◆ Work required ◆
All of the material below is to be repeated exactly.
* begin *
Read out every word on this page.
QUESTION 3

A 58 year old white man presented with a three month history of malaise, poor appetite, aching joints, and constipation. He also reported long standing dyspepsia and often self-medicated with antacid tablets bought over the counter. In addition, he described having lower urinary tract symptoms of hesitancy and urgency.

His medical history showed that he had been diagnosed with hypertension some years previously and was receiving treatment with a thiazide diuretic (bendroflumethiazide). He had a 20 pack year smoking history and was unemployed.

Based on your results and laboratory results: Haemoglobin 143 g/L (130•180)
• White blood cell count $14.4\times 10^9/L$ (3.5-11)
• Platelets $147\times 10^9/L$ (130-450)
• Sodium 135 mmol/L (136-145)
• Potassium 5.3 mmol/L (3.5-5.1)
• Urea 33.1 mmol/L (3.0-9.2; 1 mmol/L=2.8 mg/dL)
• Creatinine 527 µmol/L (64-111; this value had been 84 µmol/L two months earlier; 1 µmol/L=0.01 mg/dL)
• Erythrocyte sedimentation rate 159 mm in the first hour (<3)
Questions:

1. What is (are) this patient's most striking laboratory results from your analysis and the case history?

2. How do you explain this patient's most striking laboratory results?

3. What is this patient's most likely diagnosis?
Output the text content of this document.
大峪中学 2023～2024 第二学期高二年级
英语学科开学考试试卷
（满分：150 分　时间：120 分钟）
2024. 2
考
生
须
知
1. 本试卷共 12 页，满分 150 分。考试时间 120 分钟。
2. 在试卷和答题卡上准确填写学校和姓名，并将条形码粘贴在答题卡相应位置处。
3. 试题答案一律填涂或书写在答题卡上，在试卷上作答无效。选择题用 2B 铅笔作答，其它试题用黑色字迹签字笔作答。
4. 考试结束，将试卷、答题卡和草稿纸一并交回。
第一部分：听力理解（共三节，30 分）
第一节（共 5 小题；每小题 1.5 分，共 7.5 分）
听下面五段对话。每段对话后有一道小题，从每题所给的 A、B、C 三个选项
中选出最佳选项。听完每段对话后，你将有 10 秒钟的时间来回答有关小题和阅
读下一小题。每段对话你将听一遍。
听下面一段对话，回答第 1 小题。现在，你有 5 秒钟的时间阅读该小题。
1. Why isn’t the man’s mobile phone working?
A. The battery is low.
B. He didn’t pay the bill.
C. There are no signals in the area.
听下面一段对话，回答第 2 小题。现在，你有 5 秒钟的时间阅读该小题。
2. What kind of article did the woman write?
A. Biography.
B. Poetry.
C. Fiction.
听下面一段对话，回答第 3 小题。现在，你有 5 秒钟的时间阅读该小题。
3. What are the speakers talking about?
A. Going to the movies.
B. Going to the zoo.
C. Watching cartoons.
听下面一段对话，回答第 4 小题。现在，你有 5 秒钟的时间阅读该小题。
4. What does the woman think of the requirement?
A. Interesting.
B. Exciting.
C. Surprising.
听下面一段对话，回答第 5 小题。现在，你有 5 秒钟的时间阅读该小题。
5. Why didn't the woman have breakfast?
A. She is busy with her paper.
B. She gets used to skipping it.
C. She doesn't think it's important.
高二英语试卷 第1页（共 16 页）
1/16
* end *
◆ Written solution ◆
Read out every word on this page.
QUESTION 3

A 58 year old white man presented with a three month history of malaise, poor appetite, aching joints, and constipation. He also reported long standing dyspepsia and often self-medicated with antacid tablets bought over the counter. In addition, he described having lower urinary tract symptoms of hesitancy and urgency.

His medical history showed that he had been diagnosed with hypertension some years previously and was receiving treatment with a thiazide diuretic (bendroflumethiazide). He had a 20 pack year smoking history and was unemployed.

Based on your results and laboratory results: Haemoglobin 143 g/L (130•180)
• White blood cell count $14.4\times 10^9/L$ (3.5-11)
• Platelets $147\times 10^9/L$ (130-450)
• Sodium 135 mmol/L (136-145)
• Potassium 5.3 mmol/L (3.5-5.1)
• Urea 33.1 mmol/L (3.0-9.2; 1 mmol/L=2.8 mg/dL)
• Creatinine 527 µmol/L (64-111; this value had been 84 µmol/L two months earlier; 1 µmol/L=0.01 mg/dL)
• Erythrocyte sedimentation rate 159 mm in the first hour (<3)
Questions:

1. What is (are) this patient's most striking laboratory results from your analysis and the case history?

2. How do you explain this patient's most striking laboratory results?

3. What is this patient's most likely diagnosis?
Output the text content of this document.
大峪中学 2023～2024 第二学期高二年级
英语学科开学考试试卷
（满分：150 分　时间：120 分钟）
2024. 2
考
生
须
知
1. 本试卷共 12 页，满分 150 分。考试时间 120 分钟。
2. 在试卷和答题卡上准确填写学校和姓名，并将条形码粘贴在答题卡相应位置处。
3. 试题答案一律填涂或书写在答题卡上，在试卷上作答无效。选择题用 2B 铅笔作答，其它试题用黑色字迹签字笔作答。
4. 考试结束，将试卷、答题卡和草稿纸一并交回。
第一部分：听力理解（共三节，30 分）
第一节（共 5 小题；每小题 1.5 分，共 7.5 分）
听下面五段对话。每段对话后有一道小题，从每题所给的 A、B、C 三个选项
中选出最佳选项。听完每段对话后，你将有 10 秒钟的时间来回答有关小题和阅
读下一小题。每段对话你将听一遍。
听下面一段对话，回答第 1 小题。现在，你有 5 秒钟的时间阅读该小题。
1. Why isn’t the man’s mobile phone working?
A. The battery is low.
B. He didn’t pay the bill.
C. There are no signals in the area.
听下面一段对话，回答第 2 小题。现在，你有 5 秒钟的时间阅读该小题。
2. What kind of article did the woman write?
A. Biography.
B. Poetry.
C. Fiction.
听下面一段对话，回答第 3 小题。现在，你有 5 秒钟的时间阅读该小题。
3. What are the speakers talking about?
A. Going to the movies.
B. Going to the zoo.
C. Watching cartoons.
听下面一段对话，回答第 4 小题。现在，你有 5 秒钟的时间阅读该小题。
4. What does the woman think of the requirement?
A. Interesting.
B. Exciting.
C. Surprising.
听下面一段对话，回答第 5 小题。现在，你有 5 秒钟的时间阅读该小题。
5. Why didn't the woman have breakfast?
A. She is busy with her paper.
B. She gets used to skipping it.
C. She doesn't think it's important.
高二英语试卷 第1页（共 16 页）
1/16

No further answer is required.